Saved entries:

====

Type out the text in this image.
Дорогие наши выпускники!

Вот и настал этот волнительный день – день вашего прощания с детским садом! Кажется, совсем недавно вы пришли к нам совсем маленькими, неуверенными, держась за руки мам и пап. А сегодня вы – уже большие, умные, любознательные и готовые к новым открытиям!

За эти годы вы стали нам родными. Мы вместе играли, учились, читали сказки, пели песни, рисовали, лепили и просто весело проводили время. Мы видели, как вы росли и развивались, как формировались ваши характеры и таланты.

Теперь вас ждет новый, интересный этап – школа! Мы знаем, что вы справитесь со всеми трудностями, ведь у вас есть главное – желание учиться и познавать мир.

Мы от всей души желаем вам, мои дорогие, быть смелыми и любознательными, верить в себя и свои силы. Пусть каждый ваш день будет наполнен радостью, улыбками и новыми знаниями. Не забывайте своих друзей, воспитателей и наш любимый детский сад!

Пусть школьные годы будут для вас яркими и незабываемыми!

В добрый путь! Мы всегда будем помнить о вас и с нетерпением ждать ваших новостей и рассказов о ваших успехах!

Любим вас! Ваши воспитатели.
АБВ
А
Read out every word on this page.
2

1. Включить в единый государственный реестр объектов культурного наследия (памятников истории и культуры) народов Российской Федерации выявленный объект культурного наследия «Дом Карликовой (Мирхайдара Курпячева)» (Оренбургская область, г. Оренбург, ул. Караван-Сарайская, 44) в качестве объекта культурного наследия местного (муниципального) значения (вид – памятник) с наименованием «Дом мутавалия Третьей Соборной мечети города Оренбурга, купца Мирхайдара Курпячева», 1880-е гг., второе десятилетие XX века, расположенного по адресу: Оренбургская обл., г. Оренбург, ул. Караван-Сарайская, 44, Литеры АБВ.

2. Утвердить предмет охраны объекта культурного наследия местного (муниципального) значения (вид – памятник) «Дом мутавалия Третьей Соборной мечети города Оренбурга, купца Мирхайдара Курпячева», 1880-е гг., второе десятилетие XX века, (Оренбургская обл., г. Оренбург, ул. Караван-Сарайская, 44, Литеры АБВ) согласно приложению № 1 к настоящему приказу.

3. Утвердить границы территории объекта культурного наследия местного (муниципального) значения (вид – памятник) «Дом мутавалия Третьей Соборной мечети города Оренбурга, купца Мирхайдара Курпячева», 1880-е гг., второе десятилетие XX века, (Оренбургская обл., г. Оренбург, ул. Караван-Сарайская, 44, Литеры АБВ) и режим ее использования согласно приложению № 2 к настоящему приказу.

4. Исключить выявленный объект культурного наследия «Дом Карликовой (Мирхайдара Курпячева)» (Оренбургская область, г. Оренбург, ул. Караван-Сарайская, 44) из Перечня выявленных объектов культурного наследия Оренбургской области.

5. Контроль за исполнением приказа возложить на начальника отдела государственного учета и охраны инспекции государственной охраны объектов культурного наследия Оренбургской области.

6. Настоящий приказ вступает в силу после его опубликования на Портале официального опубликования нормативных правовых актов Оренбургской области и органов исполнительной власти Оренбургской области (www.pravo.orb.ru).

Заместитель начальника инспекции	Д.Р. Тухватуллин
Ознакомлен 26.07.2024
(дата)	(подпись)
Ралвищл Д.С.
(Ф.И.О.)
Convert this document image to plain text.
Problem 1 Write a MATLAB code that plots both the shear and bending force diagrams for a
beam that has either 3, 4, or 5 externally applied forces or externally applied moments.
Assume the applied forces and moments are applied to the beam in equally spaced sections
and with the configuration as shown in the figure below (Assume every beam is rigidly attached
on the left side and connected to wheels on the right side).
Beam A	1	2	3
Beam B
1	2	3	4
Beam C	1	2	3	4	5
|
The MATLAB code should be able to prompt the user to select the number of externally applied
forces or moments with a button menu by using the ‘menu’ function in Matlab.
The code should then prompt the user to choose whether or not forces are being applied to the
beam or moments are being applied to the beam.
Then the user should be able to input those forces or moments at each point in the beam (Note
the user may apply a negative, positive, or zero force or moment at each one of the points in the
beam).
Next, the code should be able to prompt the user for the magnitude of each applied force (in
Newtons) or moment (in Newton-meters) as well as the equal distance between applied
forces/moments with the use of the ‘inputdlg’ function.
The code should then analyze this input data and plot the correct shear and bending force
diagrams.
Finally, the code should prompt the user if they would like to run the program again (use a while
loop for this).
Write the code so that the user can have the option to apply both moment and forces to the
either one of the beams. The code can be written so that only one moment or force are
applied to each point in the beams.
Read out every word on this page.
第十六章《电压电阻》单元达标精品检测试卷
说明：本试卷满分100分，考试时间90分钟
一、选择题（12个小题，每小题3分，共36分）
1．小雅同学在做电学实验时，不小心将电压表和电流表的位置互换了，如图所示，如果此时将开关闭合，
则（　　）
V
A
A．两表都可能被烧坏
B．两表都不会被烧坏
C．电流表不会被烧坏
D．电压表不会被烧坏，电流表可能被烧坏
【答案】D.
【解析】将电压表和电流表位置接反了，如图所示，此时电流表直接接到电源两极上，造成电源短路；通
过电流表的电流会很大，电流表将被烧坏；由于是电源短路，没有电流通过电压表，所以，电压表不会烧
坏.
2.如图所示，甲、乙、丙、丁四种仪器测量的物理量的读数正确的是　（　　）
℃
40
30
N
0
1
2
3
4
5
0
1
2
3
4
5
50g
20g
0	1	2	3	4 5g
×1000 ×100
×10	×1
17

====

Where a line above holds the string "bending", show that line.

#### Written response
Problem 1 Write a MATLAB code that plots both the shear and bending force diagrams for a
The code should then analyze this input data and plot the correct shear and bending force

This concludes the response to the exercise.